* _WHAT IS NEEDED_:
Check every line of the entries for the string "Perinatal" and return the ones that contain it.

* _TASK DATA_:

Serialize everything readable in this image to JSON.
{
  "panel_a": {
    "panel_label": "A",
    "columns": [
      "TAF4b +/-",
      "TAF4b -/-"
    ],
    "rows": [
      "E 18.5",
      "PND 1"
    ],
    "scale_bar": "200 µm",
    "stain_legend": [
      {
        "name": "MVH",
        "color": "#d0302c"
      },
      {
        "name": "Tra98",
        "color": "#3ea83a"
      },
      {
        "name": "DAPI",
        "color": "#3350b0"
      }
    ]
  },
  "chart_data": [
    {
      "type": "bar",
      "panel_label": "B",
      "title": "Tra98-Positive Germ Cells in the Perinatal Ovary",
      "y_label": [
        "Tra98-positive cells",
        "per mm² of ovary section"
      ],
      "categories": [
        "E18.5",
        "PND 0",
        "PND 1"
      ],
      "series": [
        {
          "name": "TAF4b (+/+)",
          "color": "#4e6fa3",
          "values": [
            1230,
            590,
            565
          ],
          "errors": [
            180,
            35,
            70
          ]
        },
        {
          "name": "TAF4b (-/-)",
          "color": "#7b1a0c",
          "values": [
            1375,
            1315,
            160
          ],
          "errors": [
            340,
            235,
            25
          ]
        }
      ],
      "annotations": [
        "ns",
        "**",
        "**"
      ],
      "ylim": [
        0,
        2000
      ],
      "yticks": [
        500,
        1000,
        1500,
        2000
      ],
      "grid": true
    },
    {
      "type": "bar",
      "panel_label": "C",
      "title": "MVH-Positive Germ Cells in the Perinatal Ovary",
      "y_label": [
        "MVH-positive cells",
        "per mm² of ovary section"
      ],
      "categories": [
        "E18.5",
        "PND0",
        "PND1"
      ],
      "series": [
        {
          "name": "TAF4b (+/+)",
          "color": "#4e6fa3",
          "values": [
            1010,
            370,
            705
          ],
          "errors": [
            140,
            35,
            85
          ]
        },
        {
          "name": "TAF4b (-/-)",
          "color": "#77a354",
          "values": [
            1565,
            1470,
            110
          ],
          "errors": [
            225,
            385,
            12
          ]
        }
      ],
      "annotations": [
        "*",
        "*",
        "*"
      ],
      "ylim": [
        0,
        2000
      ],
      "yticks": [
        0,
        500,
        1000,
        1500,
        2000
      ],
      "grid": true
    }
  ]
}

* _ANSWER BOX_:
      "title": "Tra98-Positive Germ Cells in the Perinatal Ovary",
      "title": "MVH-Positive Germ Cells in the Perinatal Ovary",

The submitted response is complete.